# 課題内容
ピルの飲み忘れについての本文を、最後の文の後から書き続けること。

# 学習用本文
<<<<

ピルは飲み忘れたらそこで終わり?

薬剤師

ピルを使って正しく避妊を行っていくためには定められた用量と用法を守って毎日飲み続けることが必要になります。
基本的には月経が始まった日に飲み始めて毎日飲みつづけ、最終的に休薬期間に入ります。
その間に飲み忘れてしまうと効果がなくなってしまうのではないかとピルを利用する人はよく考えますが、基本的には飲み忘れたら次の月経の始まった日から再スタートをするのが最も確実な方法です。
しかし、必ずしも飲み忘れたらそこで終わりではないということも知っておく価値があります。
飲み始めの時点で飲み忘れてしまった場合には、12時間以内であれば飲めば問題ないとされています。
また、24時間以内であれば、継続していくことによって妊娠のリスクを下げられることがわかっているため、まずは飲み忘れてしまった分を飲み、最初の2週間は別の避妊も併用していくという方法で避妊が達成できるとされています。

>>>>

# データセット
<<<<

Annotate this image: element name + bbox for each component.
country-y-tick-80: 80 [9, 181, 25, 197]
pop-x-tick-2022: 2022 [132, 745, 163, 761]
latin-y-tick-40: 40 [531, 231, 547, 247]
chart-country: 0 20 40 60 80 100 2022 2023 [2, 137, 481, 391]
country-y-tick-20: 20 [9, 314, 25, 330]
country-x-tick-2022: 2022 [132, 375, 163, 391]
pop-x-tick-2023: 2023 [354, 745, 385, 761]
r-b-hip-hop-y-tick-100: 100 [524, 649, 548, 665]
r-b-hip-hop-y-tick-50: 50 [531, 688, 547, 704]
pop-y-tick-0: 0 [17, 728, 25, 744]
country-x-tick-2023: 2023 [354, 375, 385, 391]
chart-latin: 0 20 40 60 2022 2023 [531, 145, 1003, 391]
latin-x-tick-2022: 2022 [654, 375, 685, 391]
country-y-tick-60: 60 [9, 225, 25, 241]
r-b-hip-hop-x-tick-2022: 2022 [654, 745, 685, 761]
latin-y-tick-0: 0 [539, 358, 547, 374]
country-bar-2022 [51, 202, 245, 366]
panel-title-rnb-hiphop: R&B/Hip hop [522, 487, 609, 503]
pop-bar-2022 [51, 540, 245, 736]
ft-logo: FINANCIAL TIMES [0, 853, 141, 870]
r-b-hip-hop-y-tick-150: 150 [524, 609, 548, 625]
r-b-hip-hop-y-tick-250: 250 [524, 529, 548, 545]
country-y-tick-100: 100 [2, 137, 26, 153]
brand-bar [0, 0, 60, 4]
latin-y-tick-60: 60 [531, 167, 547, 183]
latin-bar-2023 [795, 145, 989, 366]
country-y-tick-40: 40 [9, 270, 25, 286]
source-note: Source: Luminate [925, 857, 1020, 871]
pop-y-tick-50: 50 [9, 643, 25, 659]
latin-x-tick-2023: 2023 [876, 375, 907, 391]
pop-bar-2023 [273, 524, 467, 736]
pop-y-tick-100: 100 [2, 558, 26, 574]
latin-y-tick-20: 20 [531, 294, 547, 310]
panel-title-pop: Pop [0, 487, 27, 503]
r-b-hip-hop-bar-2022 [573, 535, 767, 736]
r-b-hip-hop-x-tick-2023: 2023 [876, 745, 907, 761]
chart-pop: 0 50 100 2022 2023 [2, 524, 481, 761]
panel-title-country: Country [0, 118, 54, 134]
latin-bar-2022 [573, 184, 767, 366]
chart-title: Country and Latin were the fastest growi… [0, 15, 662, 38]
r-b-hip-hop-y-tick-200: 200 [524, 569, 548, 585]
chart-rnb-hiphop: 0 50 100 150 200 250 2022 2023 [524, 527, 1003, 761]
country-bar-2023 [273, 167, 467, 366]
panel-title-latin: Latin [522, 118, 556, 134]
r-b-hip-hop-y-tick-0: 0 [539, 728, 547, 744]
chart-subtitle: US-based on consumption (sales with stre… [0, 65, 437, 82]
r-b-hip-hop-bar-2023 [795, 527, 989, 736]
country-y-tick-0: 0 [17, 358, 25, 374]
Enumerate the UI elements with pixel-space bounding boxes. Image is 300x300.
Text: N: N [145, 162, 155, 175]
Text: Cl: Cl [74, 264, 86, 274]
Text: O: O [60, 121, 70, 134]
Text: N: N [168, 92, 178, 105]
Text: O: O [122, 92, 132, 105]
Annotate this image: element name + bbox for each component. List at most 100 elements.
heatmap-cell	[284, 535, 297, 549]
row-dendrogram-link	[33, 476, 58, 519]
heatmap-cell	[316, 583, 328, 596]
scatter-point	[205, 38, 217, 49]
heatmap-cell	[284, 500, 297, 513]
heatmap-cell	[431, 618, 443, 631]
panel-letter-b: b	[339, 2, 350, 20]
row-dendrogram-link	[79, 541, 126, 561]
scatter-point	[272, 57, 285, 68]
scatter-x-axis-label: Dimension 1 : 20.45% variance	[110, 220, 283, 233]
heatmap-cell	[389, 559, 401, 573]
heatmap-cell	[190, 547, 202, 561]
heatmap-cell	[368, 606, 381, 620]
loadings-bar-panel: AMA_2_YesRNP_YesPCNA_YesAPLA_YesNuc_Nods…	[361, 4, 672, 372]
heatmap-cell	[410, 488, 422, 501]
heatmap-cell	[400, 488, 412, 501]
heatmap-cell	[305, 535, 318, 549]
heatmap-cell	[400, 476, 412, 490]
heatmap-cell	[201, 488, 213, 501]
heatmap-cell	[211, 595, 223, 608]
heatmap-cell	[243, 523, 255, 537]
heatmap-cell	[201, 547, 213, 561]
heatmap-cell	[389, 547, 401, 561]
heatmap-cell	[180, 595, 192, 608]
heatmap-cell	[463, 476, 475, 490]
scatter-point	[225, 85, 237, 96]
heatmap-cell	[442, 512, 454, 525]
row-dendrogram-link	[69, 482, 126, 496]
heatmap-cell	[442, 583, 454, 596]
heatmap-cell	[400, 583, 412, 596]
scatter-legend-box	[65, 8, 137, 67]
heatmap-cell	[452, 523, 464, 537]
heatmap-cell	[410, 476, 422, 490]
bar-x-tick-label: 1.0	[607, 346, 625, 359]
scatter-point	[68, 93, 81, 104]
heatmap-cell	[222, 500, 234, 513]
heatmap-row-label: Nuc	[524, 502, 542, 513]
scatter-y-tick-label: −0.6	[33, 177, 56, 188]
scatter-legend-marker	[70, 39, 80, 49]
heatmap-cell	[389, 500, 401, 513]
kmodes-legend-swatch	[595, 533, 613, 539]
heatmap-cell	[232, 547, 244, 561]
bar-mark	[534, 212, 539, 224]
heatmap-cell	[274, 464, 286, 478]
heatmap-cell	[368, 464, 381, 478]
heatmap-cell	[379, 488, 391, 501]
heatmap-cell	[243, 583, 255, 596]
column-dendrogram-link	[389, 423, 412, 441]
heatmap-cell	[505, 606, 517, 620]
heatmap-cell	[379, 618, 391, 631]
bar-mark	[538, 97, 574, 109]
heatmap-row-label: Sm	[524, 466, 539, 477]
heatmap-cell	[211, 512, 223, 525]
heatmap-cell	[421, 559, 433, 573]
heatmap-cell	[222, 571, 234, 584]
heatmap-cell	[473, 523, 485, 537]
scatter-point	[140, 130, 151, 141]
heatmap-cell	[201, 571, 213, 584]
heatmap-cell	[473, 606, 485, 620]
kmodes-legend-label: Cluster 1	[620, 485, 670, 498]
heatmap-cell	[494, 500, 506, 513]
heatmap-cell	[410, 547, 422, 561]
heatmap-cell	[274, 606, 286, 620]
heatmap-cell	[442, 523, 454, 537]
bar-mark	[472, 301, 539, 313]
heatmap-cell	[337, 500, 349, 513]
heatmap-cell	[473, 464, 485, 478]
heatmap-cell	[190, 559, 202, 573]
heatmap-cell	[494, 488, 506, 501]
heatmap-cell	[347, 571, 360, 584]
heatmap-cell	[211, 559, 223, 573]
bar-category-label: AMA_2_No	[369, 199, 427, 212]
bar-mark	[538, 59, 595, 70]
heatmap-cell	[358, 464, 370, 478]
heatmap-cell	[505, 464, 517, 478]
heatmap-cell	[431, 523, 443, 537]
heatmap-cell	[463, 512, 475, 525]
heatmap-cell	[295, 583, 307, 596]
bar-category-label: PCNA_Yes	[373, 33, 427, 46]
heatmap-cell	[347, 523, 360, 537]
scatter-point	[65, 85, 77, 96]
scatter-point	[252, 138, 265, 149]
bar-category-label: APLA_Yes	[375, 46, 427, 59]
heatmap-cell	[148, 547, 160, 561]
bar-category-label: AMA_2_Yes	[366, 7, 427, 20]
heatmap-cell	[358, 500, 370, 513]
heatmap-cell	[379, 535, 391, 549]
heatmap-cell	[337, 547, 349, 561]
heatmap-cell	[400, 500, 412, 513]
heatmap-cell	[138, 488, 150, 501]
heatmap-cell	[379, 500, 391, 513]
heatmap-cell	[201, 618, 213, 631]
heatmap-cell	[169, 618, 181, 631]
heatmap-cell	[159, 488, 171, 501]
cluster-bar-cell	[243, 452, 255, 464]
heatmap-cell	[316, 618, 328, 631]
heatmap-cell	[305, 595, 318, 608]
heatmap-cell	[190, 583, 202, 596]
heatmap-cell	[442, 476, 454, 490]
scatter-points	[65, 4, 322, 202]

>>>>

# 課題の解答
しかし、それ以上になってしまった場合には避妊の効果はほとんどなくなるのが一般的です。
服用途中での飲み忘れについては7日間ルールというものを知っておくことが大切です。
基本的にはピルを飲んでいると排卵を抑えることができますが、7日間のピルの服用によってほぼ休眠状態にすることができます。
そのため、24時間以内であれば飲み忘れても忘れた分を飲むことによって効果を継続することが可能です。
ただし、休薬期間に入る前の頃になってからの飲み忘れをしてしまった場合には休薬期間をのばすことが必要になることは留意しておきましょう。
ピルの飲み忘れをした期間分だけ休薬期間を足すようにすると妊娠のリスクを低減させることができるということが理解されているからです。